(Exercise task) Reproduce the records verbatim, starting with their first line and continuing through the line containing "bottom-action-bar: VERBINDUNG TESTEN", including that line.

(Listing)

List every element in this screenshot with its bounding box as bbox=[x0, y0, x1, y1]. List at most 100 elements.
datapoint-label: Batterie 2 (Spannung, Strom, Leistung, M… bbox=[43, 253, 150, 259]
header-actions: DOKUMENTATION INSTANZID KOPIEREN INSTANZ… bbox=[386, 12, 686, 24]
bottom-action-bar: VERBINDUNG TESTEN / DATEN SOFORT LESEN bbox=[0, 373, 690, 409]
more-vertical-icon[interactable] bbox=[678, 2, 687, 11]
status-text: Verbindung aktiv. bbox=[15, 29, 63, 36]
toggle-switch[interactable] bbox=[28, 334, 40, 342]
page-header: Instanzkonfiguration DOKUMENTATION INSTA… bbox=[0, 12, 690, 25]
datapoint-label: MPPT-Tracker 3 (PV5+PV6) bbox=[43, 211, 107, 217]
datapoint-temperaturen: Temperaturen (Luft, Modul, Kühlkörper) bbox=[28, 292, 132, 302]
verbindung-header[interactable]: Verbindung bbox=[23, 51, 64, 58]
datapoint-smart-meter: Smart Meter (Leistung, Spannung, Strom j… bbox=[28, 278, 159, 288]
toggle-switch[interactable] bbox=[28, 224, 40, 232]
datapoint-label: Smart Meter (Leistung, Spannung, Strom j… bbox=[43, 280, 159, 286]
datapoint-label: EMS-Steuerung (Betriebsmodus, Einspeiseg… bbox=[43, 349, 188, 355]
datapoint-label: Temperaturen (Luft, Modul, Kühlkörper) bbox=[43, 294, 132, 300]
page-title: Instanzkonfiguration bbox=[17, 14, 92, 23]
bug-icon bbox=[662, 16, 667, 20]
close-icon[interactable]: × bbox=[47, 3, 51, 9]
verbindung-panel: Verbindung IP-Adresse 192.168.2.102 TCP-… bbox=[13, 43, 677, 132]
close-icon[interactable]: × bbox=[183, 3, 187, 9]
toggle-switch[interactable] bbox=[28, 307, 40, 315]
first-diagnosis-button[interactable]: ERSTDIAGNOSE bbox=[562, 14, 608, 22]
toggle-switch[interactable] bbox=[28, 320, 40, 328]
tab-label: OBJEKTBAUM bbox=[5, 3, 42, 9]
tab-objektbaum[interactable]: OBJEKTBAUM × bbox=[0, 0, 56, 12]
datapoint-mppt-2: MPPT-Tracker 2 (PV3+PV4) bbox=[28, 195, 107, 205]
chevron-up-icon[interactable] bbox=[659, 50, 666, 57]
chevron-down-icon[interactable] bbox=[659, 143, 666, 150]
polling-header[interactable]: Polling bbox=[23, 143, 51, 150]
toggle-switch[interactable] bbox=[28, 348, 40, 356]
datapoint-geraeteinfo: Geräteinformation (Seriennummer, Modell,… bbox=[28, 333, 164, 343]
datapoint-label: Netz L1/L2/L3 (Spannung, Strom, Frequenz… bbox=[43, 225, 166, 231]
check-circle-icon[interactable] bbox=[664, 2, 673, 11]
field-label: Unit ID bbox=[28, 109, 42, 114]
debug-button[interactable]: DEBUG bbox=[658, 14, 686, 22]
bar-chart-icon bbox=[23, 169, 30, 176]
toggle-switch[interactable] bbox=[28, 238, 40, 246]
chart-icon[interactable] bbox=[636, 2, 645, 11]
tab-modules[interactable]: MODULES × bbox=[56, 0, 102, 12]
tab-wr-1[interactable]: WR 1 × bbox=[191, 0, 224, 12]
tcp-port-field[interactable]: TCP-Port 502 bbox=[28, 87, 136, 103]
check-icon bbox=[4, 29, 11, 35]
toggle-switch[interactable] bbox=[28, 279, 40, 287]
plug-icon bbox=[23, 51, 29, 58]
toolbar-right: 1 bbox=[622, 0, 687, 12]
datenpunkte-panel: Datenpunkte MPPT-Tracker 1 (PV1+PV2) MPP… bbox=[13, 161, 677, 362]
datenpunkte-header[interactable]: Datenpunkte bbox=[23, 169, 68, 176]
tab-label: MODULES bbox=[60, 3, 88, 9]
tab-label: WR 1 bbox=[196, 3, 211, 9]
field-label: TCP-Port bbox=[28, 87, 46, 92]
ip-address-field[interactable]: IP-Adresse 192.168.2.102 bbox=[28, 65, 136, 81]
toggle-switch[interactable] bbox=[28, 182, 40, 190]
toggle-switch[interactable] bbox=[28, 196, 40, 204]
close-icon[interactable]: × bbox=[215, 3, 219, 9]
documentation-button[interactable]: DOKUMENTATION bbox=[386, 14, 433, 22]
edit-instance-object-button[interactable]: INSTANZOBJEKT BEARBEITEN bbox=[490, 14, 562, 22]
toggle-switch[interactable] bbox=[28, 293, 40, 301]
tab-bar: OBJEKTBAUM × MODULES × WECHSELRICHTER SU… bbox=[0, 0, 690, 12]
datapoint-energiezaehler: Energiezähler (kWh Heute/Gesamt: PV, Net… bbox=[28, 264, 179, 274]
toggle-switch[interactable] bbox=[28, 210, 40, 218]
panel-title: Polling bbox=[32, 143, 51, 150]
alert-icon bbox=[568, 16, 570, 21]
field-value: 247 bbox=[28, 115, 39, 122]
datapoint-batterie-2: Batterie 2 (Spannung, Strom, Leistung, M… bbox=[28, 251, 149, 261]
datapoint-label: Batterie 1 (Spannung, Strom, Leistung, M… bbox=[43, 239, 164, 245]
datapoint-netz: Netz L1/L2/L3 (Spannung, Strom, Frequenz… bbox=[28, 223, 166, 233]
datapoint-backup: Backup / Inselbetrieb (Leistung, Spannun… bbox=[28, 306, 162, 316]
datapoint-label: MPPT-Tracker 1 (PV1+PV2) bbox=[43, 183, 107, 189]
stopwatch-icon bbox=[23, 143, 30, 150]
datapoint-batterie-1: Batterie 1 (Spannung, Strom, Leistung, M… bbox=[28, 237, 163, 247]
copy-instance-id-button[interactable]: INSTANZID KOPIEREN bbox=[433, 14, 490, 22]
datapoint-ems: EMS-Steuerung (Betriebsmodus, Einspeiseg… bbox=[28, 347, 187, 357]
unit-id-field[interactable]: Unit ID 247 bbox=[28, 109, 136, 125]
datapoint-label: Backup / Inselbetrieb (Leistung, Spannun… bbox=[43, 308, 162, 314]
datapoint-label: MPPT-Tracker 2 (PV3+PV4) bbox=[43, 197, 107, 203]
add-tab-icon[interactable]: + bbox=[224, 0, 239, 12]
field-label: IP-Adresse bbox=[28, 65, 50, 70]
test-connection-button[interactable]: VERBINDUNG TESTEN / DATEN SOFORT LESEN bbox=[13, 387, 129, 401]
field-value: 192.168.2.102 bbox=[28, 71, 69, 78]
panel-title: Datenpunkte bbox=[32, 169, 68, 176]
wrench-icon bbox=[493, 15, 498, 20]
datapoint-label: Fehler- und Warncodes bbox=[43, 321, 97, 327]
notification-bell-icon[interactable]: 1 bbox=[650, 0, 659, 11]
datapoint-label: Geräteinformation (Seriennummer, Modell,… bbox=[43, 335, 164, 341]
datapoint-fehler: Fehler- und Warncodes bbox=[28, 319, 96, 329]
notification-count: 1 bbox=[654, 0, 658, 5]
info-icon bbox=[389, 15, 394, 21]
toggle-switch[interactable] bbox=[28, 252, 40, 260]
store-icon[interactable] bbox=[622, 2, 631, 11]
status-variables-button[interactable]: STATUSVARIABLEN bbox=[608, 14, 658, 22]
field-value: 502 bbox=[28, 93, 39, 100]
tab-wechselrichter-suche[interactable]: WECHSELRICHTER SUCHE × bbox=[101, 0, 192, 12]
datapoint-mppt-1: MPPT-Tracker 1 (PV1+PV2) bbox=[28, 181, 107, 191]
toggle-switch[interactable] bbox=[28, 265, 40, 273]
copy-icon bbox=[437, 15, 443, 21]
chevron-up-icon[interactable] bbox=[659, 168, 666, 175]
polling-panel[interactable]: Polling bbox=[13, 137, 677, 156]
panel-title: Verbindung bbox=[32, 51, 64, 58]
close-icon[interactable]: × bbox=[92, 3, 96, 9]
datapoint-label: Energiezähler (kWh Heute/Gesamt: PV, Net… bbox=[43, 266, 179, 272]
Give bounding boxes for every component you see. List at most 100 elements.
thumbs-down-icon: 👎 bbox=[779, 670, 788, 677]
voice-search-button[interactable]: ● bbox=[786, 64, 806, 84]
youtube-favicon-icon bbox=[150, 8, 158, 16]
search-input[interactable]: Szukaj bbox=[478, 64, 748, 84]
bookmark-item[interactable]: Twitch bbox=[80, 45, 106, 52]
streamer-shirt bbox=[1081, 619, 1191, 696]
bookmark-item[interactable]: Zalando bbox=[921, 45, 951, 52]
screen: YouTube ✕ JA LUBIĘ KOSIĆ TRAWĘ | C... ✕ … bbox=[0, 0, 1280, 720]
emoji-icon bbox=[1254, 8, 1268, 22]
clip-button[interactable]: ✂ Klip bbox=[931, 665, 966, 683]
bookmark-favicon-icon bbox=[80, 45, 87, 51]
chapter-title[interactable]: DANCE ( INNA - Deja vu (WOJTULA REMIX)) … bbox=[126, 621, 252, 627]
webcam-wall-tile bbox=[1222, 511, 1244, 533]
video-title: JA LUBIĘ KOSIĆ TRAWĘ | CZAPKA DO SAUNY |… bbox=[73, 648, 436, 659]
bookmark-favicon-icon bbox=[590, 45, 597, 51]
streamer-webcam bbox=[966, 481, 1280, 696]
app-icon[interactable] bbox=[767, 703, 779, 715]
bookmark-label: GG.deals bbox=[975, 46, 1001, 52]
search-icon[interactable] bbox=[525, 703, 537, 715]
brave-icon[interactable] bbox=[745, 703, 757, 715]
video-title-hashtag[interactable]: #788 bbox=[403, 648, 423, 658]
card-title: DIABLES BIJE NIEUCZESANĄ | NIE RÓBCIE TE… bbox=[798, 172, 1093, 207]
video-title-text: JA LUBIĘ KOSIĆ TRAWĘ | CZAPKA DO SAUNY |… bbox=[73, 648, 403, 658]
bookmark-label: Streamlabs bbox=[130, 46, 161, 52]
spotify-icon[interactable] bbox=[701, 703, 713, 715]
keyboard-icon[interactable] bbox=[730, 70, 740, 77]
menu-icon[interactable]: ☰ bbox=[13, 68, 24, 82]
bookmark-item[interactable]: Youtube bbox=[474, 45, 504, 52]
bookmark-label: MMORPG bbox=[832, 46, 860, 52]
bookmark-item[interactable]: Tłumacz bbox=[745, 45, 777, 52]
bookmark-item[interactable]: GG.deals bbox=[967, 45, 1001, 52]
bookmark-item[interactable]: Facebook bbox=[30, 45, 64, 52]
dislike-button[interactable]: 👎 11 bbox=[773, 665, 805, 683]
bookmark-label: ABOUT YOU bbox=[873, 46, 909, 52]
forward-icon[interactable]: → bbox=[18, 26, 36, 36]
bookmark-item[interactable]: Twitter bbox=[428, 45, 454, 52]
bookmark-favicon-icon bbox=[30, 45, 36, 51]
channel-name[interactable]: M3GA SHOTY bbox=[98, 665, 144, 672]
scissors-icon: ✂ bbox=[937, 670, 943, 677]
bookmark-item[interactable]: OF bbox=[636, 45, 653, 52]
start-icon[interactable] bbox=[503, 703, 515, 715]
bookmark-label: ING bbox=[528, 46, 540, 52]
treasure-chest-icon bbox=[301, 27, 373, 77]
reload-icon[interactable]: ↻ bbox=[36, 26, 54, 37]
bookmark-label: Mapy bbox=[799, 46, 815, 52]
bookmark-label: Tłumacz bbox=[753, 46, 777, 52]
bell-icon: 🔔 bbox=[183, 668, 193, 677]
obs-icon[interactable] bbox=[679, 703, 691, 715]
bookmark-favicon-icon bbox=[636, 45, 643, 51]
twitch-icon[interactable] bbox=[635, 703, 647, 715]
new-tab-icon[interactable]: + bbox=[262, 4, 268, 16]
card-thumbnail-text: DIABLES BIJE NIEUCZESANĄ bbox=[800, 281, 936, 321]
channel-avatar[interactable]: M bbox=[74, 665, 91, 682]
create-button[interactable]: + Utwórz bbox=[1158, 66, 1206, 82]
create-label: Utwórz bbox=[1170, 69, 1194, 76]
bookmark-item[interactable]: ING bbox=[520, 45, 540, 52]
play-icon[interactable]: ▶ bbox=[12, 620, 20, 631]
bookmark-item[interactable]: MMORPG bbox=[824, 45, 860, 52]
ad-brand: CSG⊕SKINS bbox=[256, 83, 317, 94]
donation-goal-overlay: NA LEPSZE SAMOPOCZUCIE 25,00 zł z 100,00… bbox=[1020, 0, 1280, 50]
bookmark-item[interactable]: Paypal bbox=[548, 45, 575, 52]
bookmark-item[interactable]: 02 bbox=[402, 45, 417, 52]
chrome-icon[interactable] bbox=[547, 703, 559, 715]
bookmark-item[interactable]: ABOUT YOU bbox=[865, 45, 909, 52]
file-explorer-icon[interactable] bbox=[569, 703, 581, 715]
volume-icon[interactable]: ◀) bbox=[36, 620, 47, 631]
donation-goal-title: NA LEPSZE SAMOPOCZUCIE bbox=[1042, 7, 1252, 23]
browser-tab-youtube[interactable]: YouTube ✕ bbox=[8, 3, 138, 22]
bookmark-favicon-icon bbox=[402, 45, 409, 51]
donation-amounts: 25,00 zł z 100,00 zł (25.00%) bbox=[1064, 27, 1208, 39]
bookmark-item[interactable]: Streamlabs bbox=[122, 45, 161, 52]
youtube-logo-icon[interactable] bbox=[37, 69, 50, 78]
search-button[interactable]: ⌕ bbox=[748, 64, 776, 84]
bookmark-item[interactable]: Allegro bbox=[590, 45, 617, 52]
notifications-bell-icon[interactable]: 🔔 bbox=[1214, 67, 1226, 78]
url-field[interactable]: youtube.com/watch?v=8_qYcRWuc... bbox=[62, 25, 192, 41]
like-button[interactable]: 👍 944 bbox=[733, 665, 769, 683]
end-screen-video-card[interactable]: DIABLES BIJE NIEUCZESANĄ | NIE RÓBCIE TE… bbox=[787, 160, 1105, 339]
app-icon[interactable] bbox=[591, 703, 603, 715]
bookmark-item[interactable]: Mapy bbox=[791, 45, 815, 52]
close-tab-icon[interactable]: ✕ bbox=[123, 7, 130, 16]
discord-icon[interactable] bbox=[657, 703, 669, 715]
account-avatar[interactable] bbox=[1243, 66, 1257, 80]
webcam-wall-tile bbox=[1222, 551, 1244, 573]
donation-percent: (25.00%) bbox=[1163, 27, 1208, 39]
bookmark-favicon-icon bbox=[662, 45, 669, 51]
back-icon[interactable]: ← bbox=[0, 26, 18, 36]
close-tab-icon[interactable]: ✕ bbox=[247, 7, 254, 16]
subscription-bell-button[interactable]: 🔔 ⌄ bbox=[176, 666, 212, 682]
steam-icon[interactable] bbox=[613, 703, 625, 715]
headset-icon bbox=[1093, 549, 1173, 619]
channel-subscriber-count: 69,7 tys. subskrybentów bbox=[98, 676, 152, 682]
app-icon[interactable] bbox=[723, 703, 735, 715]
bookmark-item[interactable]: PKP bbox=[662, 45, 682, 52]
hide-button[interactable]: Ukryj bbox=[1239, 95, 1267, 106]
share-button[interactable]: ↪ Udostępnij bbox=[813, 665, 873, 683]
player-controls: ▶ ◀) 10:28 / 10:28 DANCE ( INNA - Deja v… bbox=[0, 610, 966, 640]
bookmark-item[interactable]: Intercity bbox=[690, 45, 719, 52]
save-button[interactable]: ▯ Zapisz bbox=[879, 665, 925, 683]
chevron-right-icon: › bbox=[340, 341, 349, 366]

(Solution for this problem)
List every element in this screenshot with its bounding box as bbox=[x0, y0, x1, y1]. List at most 100 elements.
datapoint-label: Batterie 2 (Spannung, Strom, Leistung, M… bbox=[43, 253, 150, 259]
header-actions: DOKUMENTATION INSTANZID KOPIEREN INSTANZ… bbox=[386, 12, 686, 24]
bottom-action-bar: VERBINDUNG TESTEN / DATEN SOFORT LESEN bbox=[0, 373, 690, 409]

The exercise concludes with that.